::: Input records :::
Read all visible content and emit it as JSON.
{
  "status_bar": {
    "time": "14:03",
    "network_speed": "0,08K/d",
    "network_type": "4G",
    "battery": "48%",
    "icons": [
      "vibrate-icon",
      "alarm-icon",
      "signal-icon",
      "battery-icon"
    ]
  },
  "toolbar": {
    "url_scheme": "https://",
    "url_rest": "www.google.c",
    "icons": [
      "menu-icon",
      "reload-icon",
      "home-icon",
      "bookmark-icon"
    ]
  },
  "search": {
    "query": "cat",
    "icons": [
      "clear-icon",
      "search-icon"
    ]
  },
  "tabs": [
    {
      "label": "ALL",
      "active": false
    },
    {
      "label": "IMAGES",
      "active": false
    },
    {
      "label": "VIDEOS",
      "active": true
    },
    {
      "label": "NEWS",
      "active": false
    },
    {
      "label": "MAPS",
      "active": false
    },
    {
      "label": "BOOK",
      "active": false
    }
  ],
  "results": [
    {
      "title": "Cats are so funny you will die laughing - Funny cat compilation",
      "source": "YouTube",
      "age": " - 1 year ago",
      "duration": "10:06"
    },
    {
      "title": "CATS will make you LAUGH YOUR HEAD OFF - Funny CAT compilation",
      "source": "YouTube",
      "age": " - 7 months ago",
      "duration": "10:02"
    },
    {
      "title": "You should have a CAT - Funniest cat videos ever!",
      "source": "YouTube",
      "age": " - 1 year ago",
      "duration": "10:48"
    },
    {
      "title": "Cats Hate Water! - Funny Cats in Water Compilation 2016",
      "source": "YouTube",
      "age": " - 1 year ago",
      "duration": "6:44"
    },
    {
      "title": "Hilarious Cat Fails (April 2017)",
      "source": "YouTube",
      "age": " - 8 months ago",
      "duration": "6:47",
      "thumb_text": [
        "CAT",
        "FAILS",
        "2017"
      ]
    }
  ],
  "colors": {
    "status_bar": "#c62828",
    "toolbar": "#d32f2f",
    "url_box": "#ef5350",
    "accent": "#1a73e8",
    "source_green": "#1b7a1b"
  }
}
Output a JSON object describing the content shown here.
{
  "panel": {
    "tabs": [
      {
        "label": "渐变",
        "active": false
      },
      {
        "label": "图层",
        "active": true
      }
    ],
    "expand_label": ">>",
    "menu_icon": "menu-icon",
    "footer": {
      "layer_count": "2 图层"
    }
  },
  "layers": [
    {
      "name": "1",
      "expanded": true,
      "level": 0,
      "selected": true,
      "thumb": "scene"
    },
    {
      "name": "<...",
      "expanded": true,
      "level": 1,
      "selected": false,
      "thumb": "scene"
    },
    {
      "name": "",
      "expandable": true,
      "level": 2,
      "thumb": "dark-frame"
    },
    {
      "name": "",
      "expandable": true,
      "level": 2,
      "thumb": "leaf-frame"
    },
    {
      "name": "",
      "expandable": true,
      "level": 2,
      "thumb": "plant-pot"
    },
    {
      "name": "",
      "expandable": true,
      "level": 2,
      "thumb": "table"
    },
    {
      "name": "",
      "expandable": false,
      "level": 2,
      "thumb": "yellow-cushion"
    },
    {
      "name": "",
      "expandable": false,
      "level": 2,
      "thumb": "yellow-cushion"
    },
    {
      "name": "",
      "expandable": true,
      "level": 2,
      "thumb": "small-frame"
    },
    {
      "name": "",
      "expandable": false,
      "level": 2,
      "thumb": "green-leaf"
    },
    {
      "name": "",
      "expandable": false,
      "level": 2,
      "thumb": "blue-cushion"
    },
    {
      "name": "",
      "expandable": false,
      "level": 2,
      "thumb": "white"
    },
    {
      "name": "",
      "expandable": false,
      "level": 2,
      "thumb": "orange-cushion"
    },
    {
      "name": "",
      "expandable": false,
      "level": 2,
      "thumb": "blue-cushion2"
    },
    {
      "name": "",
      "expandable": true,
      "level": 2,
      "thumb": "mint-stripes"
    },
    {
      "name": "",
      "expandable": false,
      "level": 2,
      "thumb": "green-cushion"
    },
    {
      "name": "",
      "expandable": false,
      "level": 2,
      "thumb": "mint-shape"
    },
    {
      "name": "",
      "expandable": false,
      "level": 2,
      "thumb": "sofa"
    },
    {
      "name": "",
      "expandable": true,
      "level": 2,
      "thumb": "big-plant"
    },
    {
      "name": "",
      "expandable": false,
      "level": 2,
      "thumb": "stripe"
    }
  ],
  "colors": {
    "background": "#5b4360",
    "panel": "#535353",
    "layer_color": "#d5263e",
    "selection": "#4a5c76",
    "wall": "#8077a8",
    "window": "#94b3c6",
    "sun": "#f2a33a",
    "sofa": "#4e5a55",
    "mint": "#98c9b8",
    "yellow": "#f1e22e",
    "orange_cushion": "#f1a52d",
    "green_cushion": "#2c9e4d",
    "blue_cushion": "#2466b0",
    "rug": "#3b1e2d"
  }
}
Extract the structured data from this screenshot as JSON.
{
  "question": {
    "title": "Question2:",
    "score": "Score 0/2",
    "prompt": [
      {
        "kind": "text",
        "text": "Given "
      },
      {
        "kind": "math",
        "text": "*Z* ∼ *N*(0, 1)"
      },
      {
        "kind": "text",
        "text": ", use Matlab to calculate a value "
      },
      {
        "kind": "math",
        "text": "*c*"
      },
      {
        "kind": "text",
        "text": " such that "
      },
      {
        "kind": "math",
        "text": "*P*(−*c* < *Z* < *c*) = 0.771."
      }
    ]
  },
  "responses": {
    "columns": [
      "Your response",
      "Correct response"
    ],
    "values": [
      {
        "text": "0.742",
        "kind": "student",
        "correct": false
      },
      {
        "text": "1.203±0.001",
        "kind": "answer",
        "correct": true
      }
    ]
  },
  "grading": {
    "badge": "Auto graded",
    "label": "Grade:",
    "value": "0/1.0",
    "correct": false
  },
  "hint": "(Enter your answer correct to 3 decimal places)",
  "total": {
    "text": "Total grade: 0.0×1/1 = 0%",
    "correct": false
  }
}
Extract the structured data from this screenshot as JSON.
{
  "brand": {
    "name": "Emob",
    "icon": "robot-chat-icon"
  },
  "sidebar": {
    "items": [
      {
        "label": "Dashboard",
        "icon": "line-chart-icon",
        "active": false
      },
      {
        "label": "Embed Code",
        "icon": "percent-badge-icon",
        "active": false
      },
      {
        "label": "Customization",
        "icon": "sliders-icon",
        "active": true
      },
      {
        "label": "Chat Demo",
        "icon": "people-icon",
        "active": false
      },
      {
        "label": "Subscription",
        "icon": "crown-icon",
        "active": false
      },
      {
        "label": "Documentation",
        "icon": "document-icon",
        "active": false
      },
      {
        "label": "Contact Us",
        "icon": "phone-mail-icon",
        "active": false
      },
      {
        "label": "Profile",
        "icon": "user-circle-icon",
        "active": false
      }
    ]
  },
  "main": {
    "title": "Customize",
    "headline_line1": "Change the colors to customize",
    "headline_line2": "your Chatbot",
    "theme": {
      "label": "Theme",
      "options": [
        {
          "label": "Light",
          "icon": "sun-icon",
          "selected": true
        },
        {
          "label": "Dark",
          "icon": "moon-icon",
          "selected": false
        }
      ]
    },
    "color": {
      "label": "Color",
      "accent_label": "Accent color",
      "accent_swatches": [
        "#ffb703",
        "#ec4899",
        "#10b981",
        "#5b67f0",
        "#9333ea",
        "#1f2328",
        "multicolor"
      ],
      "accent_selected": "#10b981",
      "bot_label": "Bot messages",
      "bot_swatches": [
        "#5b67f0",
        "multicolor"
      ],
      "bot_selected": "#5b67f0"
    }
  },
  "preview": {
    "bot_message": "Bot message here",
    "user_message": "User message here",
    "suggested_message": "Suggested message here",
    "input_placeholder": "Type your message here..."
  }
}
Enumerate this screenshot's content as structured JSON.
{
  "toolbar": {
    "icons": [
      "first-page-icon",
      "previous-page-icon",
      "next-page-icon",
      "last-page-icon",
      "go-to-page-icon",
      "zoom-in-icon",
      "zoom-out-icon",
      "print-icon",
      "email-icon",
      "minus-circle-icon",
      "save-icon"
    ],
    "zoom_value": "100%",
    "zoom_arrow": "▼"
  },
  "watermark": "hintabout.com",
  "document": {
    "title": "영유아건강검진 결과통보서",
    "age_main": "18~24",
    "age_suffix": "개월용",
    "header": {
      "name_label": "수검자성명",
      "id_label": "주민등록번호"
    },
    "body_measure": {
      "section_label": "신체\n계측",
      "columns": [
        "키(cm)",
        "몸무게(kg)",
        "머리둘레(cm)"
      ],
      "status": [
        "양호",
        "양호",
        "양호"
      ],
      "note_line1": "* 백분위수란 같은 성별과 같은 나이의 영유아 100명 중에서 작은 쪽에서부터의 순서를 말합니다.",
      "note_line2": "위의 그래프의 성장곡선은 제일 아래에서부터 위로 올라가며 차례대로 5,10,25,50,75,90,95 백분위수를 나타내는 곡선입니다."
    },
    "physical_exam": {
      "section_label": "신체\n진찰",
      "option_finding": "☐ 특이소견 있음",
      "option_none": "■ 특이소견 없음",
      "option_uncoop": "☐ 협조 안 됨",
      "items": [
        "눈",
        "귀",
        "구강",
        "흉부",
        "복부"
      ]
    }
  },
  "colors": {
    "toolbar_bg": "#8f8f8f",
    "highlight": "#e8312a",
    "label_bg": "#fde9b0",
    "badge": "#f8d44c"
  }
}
:::
**Task directions**
Pull out each line of the listing that holds the string "circle".

**Response to the exercise**
        "icon": "user-circle-icon",
      "minus-circle-icon",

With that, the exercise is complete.